## Description of the task
Extract all records. Keep each one exact.

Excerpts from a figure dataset
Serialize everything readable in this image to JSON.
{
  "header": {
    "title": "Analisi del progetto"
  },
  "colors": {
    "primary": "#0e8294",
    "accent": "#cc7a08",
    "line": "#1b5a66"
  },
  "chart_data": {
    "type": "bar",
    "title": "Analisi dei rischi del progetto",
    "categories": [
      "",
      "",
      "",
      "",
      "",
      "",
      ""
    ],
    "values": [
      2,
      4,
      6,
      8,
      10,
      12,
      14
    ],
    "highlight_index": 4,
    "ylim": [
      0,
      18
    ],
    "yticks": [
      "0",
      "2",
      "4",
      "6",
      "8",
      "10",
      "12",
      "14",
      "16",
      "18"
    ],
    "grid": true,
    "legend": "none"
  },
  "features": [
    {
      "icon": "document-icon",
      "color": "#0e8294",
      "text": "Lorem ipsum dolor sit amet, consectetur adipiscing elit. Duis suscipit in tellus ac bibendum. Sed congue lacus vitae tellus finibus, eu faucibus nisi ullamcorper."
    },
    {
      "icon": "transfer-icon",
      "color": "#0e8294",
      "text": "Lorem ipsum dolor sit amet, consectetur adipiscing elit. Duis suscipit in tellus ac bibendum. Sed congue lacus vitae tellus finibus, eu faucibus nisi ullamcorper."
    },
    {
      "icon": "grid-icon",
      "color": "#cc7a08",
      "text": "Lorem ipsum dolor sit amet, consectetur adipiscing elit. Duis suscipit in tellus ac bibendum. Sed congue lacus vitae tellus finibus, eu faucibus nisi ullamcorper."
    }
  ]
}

## Response to this exercise
Serialize everything readable in this image to JSON.
{
  "header": {
    "title": "Analisi del progetto"
  },
  "colors": {
    "primary": "#0e8294",
    "accent": "#cc7a08",
    "line": "#1b5a66"
  },
  "chart_data": {
    "type": "bar",
    "title": "Analisi dei rischi del progetto",
    "categories": [
      "",
      "",
      "",
      "",
      "",
      "",
      ""
    ],
    "values": [
      2,
      4,
      6,
      8,
      10,
      12,
      14
    ],
    "highlight_index": 4,
    "ylim": [
      0,
      18
    ],
    "yticks": [
      "0",
      "2",
      "4",
      "6",
      "8",
      "10",
      "12",
      "14",
      "16",
      "18"
    ],
    "grid": true,
    "legend": "none"
  },
  "features": [
    {
      "icon": "document-icon",
      "color": "#0e8294",
      "text": "Lorem ipsum dolor sit amet, consectetur adipiscing elit. Duis suscipit in tellus ac bibendum. Sed congue lacus vitae tellus finibus, eu faucibus nisi ullamcorper."
    },
    {
      "icon": "transfer-icon",
      "color": "#0e8294",
      "text": "Lorem ipsum dolor sit amet, consectetur adipiscing elit. Duis suscipit in tellus ac bibendum. Sed congue lacus vitae tellus finibus, eu faucibus nisi ullamcorper."
    },
    {
      "icon": "grid-icon",
      "color": "#cc7a08",
      "text": "Lorem ipsum dolor sit amet, consectetur adipiscing elit. Duis suscipit in tellus ac bibendum. Sed congue lacus vitae tellus finibus, eu faucibus nisi ullamcorper."
    }
  ]
}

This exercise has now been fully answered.